Given instruction: From the entries below, copy every line where the string "アニーリング" appears.

Excerpted records:
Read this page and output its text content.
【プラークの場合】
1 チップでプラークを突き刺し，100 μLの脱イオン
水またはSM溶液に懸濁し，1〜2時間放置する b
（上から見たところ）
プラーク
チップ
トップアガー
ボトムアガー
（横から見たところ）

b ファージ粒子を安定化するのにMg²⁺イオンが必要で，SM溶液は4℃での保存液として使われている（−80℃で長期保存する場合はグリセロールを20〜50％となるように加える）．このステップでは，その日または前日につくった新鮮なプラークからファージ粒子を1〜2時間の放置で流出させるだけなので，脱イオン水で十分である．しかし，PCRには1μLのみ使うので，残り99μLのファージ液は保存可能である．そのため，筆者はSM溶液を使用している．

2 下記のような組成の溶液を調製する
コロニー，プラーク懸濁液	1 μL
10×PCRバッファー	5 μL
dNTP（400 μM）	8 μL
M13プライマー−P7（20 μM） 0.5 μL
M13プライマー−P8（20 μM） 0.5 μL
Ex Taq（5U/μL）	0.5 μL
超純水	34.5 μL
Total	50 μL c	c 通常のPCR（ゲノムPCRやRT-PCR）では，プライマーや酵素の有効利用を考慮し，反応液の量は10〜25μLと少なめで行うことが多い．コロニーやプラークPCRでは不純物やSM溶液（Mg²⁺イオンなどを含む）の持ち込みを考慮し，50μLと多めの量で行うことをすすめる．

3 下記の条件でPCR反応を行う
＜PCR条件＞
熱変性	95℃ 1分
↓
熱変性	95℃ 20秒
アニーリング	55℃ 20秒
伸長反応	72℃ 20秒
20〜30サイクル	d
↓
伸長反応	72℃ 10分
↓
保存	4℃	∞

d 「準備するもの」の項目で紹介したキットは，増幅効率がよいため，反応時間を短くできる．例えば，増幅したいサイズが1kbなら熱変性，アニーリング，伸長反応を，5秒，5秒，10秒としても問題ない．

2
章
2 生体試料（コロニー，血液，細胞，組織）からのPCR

Response for this exercise:
アニーリング	55℃ 20秒
d 「準備するもの」の項目で紹介したキットは，増幅効率がよいため，反応時間を短くできる．例えば，増幅したいサイズが1kbなら熱変性，アニーリング，伸長反応を，5秒，5秒，10秒としても問題ない．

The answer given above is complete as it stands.